=== Exercise details ===
Repeat the records below exactly.

**** Input

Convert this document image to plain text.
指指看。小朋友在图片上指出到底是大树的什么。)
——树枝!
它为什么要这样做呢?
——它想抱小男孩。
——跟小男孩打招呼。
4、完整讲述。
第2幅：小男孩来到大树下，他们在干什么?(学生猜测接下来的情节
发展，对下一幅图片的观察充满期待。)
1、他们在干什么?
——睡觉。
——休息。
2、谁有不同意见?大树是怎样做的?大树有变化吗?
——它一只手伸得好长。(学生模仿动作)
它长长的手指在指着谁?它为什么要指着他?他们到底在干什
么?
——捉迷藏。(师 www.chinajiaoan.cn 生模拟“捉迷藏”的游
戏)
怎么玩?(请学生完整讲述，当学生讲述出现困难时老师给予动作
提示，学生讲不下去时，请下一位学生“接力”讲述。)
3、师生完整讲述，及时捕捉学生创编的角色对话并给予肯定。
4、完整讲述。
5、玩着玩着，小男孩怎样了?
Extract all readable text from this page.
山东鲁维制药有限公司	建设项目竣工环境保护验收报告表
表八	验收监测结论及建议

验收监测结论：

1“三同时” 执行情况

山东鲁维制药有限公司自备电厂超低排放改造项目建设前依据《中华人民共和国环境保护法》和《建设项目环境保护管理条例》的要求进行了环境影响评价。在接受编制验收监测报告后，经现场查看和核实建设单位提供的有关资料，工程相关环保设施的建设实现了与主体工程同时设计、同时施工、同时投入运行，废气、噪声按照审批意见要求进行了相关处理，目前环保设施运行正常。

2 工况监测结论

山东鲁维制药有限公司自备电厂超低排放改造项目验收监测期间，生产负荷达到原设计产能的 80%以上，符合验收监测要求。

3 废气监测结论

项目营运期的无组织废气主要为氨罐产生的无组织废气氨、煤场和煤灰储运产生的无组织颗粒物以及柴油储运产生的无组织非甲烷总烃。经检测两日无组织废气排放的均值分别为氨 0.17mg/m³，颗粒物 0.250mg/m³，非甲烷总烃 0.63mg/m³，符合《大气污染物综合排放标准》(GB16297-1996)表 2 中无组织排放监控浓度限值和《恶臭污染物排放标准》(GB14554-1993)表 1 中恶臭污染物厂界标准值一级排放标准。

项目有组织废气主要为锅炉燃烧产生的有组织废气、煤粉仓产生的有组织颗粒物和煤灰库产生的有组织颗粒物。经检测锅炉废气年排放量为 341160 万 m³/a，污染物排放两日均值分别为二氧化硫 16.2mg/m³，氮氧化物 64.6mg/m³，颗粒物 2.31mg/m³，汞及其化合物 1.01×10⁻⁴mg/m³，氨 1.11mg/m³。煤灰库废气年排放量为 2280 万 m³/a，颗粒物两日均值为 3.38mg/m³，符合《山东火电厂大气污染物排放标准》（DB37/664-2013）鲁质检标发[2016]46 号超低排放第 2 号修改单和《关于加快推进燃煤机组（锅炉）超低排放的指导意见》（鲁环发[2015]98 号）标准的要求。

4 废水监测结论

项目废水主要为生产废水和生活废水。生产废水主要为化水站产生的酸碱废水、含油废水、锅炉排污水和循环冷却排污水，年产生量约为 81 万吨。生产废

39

********

=== Correct answer ===
Convert this document image to plain text.
指指看。小朋友在图片上指出到底是大树的什么。)
——树枝!
它为什么要这样做呢?
——它想抱小男孩。
——跟小男孩打招呼。
4、完整讲述。
第2幅：小男孩来到大树下，他们在干什么?(学生猜测接下来的情节
发展，对下一幅图片的观察充满期待。)
1、他们在干什么?
——睡觉。
——休息。
2、谁有不同意见?大树是怎样做的?大树有变化吗?
——它一只手伸得好长。(学生模仿动作)
它长长的手指在指着谁?它为什么要指着他?他们到底在干什
么?
——捉迷藏。(师 www.chinajiaoan.cn 生模拟“捉迷藏”的游
戏)
怎么玩?(请学生完整讲述，当学生讲述出现困难时老师给予动作
提示，学生讲不下去时，请下一位学生“接力”讲述。)
3、师生完整讲述，及时捕捉学生创编的角色对话并给予肯定。
4、完整讲述。
5、玩着玩着，小男孩怎样了?
Extract all readable text from this page.
山东鲁维制药有限公司	建设项目竣工环境保护验收报告表
表八	验收监测结论及建议

验收监测结论：

1“三同时” 执行情况

山东鲁维制药有限公司自备电厂超低排放改造项目建设前依据《中华人民共和国环境保护法》和《建设项目环境保护管理条例》的要求进行了环境影响评价。在接受编制验收监测报告后，经现场查看和核实建设单位提供的有关资料，工程相关环保设施的建设实现了与主体工程同时设计、同时施工、同时投入运行，废气、噪声按照审批意见要求进行了相关处理，目前环保设施运行正常。

2 工况监测结论

山东鲁维制药有限公司自备电厂超低排放改造项目验收监测期间，生产负荷达到原设计产能的 80%以上，符合验收监测要求。

3 废气监测结论

项目营运期的无组织废气主要为氨罐产生的无组织废气氨、煤场和煤灰储运产生的无组织颗粒物以及柴油储运产生的无组织非甲烷总烃。经检测两日无组织废气排放的均值分别为氨 0.17mg/m³，颗粒物 0.250mg/m³，非甲烷总烃 0.63mg/m³，符合《大气污染物综合排放标准》(GB16297-1996)表 2 中无组织排放监控浓度限值和《恶臭污染物排放标准》(GB14554-1993)表 1 中恶臭污染物厂界标准值一级排放标准。

项目有组织废气主要为锅炉燃烧产生的有组织废气、煤粉仓产生的有组织颗粒物和煤灰库产生的有组织颗粒物。经检测锅炉废气年排放量为 341160 万 m³/a，污染物排放两日均值分别为二氧化硫 16.2mg/m³，氮氧化物 64.6mg/m³，颗粒物 2.31mg/m³，汞及其化合物 1.01×10⁻⁴mg/m³，氨 1.11mg/m³。煤灰库废气年排放量为 2280 万 m³/a，颗粒物两日均值为 3.38mg/m³，符合《山东火电厂大气污染物排放标准》（DB37/664-2013）鲁质检标发[2016]46 号超低排放第 2 号修改单和《关于加快推进燃煤机组（锅炉）超低排放的指导意见》（鲁环发[2015]98 号）标准的要求。

4 废水监测结论

项目废水主要为生产废水和生活废水。生产废水主要为化水站产生的酸碱废水、含油废水、锅炉排污水和循环冷却排污水，年产生量约为 81 万吨。生产废

39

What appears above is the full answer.